------ Excerpted data ------

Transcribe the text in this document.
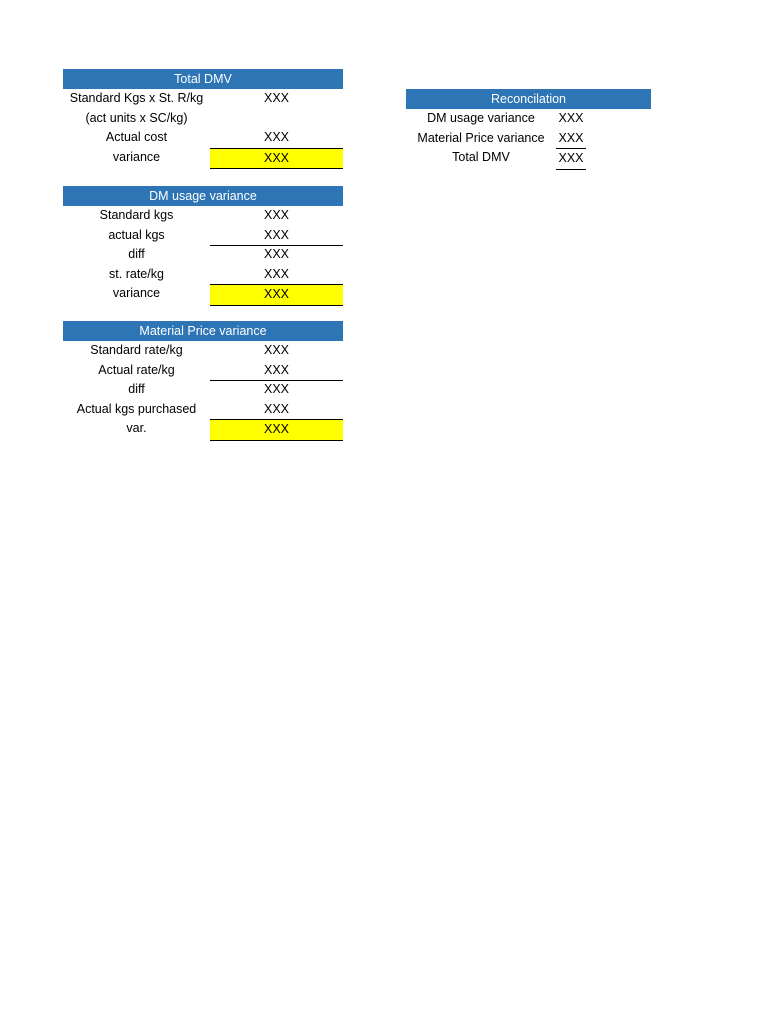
Total DMV
Standard Kgs x St. R/kg	XXX
(act units x SC/kg)
Actual cost	XXX
variance	XXX
DM usage variance
Standard kgs	XXX
actual kgs	XXX
diff	XXX
st. rate/kg	XXX
variance	XXX
Material Price variance
Standard rate/kg	XXX
Actual rate/kg	XXX
diff	XXX
Actual kgs purchased	XXX
var.	XXX
Reconcilation
DM usage variance	XXX
Material Price variance	XXX
Total DMV	XXX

------

**Aim**:
Repeat the records in full, exactly as they appear, without the pictures.

**Final result**:
Transcribe the text in this document.
Total DMV
Standard Kgs x St. R/kg	XXX
(act units x SC/kg)
Actual cost	XXX
variance	XXX
DM usage variance
Standard kgs	XXX
actual kgs	XXX
diff	XXX
st. rate/kg	XXX
variance	XXX
Material Price variance
Standard rate/kg	XXX
Actual rate/kg	XXX
diff	XXX
Actual kgs purchased	XXX
var.	XXX
Reconcilation
DM usage variance	XXX
Material Price variance	XXX
Total DMV	XXX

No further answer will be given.